▸ **Task to carry out**:
Quote, without change, all of the lines that follow.

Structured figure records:
┄┄┄┄┄┄┄┄┄┄
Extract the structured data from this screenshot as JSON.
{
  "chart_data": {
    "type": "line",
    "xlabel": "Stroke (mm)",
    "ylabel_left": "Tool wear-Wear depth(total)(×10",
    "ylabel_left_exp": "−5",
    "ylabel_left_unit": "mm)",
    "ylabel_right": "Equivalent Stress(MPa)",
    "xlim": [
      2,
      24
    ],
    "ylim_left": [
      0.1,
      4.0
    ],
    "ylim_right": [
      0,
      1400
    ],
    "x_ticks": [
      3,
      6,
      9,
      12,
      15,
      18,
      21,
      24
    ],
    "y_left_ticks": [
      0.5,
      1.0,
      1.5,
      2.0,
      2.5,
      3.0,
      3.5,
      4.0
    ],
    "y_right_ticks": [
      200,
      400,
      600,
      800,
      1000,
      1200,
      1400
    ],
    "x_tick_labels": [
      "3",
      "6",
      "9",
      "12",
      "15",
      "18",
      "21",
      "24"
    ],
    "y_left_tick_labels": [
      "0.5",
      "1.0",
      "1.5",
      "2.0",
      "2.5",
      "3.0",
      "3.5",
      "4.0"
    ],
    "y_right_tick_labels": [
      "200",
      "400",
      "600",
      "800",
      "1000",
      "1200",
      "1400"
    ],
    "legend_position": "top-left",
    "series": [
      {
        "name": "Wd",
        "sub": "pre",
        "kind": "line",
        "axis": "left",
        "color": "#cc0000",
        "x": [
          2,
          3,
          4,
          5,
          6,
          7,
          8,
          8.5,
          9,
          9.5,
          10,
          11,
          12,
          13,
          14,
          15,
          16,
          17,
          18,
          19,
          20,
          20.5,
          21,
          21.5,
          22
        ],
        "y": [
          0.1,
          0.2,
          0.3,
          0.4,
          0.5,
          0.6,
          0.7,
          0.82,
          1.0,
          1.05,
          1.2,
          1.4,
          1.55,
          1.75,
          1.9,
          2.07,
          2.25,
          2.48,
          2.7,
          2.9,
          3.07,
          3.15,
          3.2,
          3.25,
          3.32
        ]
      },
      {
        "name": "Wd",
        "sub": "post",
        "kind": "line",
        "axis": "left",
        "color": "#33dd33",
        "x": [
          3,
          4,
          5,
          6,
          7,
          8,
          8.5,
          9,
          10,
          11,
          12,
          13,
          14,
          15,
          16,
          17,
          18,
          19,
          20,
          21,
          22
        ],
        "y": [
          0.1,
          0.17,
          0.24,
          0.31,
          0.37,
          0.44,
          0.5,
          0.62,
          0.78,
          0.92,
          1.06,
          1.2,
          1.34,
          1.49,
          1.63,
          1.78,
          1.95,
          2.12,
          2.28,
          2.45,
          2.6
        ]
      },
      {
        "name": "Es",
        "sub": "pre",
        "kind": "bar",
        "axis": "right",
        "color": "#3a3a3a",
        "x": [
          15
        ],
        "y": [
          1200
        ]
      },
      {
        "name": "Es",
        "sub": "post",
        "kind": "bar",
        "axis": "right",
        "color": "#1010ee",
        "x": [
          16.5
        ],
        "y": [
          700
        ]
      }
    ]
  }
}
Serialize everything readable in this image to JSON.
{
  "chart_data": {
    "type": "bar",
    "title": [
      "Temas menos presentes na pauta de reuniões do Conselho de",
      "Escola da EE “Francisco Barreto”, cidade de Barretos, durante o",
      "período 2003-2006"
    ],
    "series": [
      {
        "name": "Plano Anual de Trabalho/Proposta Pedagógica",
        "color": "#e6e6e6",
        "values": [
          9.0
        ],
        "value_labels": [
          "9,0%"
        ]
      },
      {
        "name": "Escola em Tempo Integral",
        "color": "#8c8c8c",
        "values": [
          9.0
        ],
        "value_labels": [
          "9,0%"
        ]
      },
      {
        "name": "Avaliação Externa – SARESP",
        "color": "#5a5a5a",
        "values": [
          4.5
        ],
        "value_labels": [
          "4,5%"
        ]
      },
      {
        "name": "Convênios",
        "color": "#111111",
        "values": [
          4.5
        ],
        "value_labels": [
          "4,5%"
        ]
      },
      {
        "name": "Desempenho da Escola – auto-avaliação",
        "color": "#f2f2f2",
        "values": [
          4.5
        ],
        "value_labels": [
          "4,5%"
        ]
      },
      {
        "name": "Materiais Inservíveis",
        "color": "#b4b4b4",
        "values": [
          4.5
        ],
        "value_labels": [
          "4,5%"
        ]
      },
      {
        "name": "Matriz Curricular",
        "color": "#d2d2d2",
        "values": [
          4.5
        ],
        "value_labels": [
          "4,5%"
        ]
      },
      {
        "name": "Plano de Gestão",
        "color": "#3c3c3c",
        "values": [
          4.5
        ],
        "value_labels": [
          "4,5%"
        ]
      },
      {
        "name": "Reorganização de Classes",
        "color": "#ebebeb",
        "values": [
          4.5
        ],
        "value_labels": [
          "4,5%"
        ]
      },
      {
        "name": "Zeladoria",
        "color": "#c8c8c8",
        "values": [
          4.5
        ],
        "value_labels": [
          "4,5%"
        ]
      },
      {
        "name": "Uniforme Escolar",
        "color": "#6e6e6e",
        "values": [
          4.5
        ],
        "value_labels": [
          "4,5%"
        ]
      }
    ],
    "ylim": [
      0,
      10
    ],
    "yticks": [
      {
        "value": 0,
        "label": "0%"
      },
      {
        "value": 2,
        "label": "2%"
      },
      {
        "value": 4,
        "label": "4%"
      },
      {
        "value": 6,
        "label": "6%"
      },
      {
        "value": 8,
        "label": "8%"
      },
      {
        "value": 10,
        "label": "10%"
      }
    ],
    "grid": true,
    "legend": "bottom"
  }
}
┄┄┄┄┄┄┄┄┄┄
▸ **The result**:
Extract the structured data from this screenshot as JSON.
{
  "chart_data": {
    "type": "line",
    "xlabel": "Stroke (mm)",
    "ylabel_left": "Tool wear-Wear depth(total)(×10",
    "ylabel_left_exp": "−5",
    "ylabel_left_unit": "mm)",
    "ylabel_right": "Equivalent Stress(MPa)",
    "xlim": [
      2,
      24
    ],
    "ylim_left": [
      0.1,
      4.0
    ],
    "ylim_right": [
      0,
      1400
    ],
    "x_ticks": [
      3,
      6,
      9,
      12,
      15,
      18,
      21,
      24
    ],
    "y_left_ticks": [
      0.5,
      1.0,
      1.5,
      2.0,
      2.5,
      3.0,
      3.5,
      4.0
    ],
    "y_right_ticks": [
      200,
      400,
      600,
      800,
      1000,
      1200,
      1400
    ],
    "x_tick_labels": [
      "3",
      "6",
      "9",
      "12",
      "15",
      "18",
      "21",
      "24"
    ],
    "y_left_tick_labels": [
      "0.5",
      "1.0",
      "1.5",
      "2.0",
      "2.5",
      "3.0",
      "3.5",
      "4.0"
    ],
    "y_right_tick_labels": [
      "200",
      "400",
      "600",
      "800",
      "1000",
      "1200",
      "1400"
    ],
    "legend_position": "top-left",
    "series": [
      {
        "name": "Wd",
        "sub": "pre",
        "kind": "line",
        "axis": "left",
        "color": "#cc0000",
        "x": [
          2,
          3,
          4,
          5,
          6,
          7,
          8,
          8.5,
          9,
          9.5,
          10,
          11,
          12,
          13,
          14,
          15,
          16,
          17,
          18,
          19,
          20,
          20.5,
          21,
          21.5,
          22
        ],
        "y": [
          0.1,
          0.2,
          0.3,
          0.4,
          0.5,
          0.6,
          0.7,
          0.82,
          1.0,
          1.05,
          1.2,
          1.4,
          1.55,
          1.75,
          1.9,
          2.07,
          2.25,
          2.48,
          2.7,
          2.9,
          3.07,
          3.15,
          3.2,
          3.25,
          3.32
        ]
      },
      {
        "name": "Wd",
        "sub": "post",
        "kind": "line",
        "axis": "left",
        "color": "#33dd33",
        "x": [
          3,
          4,
          5,
          6,
          7,
          8,
          8.5,
          9,
          10,
          11,
          12,
          13,
          14,
          15,
          16,
          17,
          18,
          19,
          20,
          21,
          22
        ],
        "y": [
          0.1,
          0.17,
          0.24,
          0.31,
          0.37,
          0.44,
          0.5,
          0.62,
          0.78,
          0.92,
          1.06,
          1.2,
          1.34,
          1.49,
          1.63,
          1.78,
          1.95,
          2.12,
          2.28,
          2.45,
          2.6
        ]
      },
      {
        "name": "Es",
        "sub": "pre",
        "kind": "bar",
        "axis": "right",
        "color": "#3a3a3a",
        "x": [
          15
        ],
        "y": [
          1200
        ]
      },
      {
        "name": "Es",
        "sub": "post",
        "kind": "bar",
        "axis": "right",
        "color": "#1010ee",
        "x": [
          16.5
        ],
        "y": [
          700
        ]
      }
    ]
  }
}
Serialize everything readable in this image to JSON.
{
  "chart_data": {
    "type": "bar",
    "title": [
      "Temas menos presentes na pauta de reuniões do Conselho de",
      "Escola da EE “Francisco Barreto”, cidade de Barretos, durante o",
      "período 2003-2006"
    ],
    "series": [
      {
        "name": "Plano Anual de Trabalho/Proposta Pedagógica",
        "color": "#e6e6e6",
        "values": [
          9.0
        ],
        "value_labels": [
          "9,0%"
        ]
      },
      {
        "name": "Escola em Tempo Integral",
        "color": "#8c8c8c",
        "values": [
          9.0
        ],
        "value_labels": [
          "9,0%"
        ]
      },
      {
        "name": "Avaliação Externa – SARESP",
        "color": "#5a5a5a",
        "values": [
          4.5
        ],
        "value_labels": [
          "4,5%"
        ]
      },
      {
        "name": "Convênios",
        "color": "#111111",
        "values": [
          4.5
        ],
        "value_labels": [
          "4,5%"
        ]
      },
      {
        "name": "Desempenho da Escola – auto-avaliação",
        "color": "#f2f2f2",
        "values": [
          4.5
        ],
        "value_labels": [
          "4,5%"
        ]
      },
      {
        "name": "Materiais Inservíveis",
        "color": "#b4b4b4",
        "values": [
          4.5
        ],
        "value_labels": [
          "4,5%"
        ]
      },
      {
        "name": "Matriz Curricular",
        "color": "#d2d2d2",
        "values": [
          4.5
        ],
        "value_labels": [
          "4,5%"
        ]
      },
      {
        "name": "Plano de Gestão",
        "color": "#3c3c3c",
        "values": [
          4.5
        ],
        "value_labels": [
          "4,5%"
        ]
      },
      {
        "name": "Reorganização de Classes",
        "color": "#ebebeb",
        "values": [
          4.5
        ],
        "value_labels": [
          "4,5%"
        ]
      },
      {
        "name": "Zeladoria",
        "color": "#c8c8c8",
        "values": [
          4.5
        ],
        "value_labels": [
          "4,5%"
        ]
      },
      {
        "name": "Uniforme Escolar",
        "color": "#6e6e6e",
        "values": [
          4.5
        ],
        "value_labels": [
          "4,5%"
        ]
      }
    ],
    "ylim": [
      0,
      10
    ],
    "yticks": [
      {
        "value": 0,
        "label": "0%"
      },
      {
        "value": 2,
        "label": "2%"
      },
      {
        "value": 4,
        "label": "4%"
      },
      {
        "value": 6,
        "label": "6%"
      },
      {
        "value": 8,
        "label": "8%"
      },
      {
        "value": 10,
        "label": "10%"
      }
    ],
    "grid": true,
    "legend": "bottom"
  }
}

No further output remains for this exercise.